**EXERCISE OBJECTIVE:**
Render the following material again verbatim, leaving nothing out.
-*-*-
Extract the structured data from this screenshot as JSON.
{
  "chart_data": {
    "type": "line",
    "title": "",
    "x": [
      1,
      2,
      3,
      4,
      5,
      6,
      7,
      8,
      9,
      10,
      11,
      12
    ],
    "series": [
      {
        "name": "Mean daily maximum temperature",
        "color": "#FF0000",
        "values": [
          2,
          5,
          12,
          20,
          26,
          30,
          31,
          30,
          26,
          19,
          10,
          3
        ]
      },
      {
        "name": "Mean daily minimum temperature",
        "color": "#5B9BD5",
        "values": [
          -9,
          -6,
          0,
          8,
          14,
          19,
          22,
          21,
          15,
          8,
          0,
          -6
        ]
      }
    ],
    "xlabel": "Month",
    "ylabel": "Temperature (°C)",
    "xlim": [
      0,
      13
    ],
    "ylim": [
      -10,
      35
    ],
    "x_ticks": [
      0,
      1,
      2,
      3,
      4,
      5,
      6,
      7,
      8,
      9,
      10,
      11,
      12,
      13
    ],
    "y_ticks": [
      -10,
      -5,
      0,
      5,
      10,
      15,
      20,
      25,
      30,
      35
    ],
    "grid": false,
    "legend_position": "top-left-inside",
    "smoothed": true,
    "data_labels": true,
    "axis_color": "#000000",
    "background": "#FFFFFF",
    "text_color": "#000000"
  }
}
-*-*-
**PROBLEM SOLUTION:**
Extract the structured data from this screenshot as JSON.
{
  "chart_data": {
    "type": "line",
    "title": "",
    "x": [
      1,
      2,
      3,
      4,
      5,
      6,
      7,
      8,
      9,
      10,
      11,
      12
    ],
    "series": [
      {
        "name": "Mean daily maximum temperature",
        "color": "#FF0000",
        "values": [
          2,
          5,
          12,
          20,
          26,
          30,
          31,
          30,
          26,
          19,
          10,
          3
        ]
      },
      {
        "name": "Mean daily minimum temperature",
        "color": "#5B9BD5",
        "values": [
          -9,
          -6,
          0,
          8,
          14,
          19,
          22,
          21,
          15,
          8,
          0,
          -6
        ]
      }
    ],
    "xlabel": "Month",
    "ylabel": "Temperature (°C)",
    "xlim": [
      0,
      13
    ],
    "ylim": [
      -10,
      35
    ],
    "x_ticks": [
      0,
      1,
      2,
      3,
      4,
      5,
      6,
      7,
      8,
      9,
      10,
      11,
      12,
      13
    ],
    "y_ticks": [
      -10,
      -5,
      0,
      5,
      10,
      15,
      20,
      25,
      30,
      35
    ],
    "grid": false,
    "legend_position": "top-left-inside",
    "smoothed": true,
    "data_labels": true,
    "axis_color": "#000000",
    "background": "#FFFFFF",
    "text_color": "#000000"
  }
}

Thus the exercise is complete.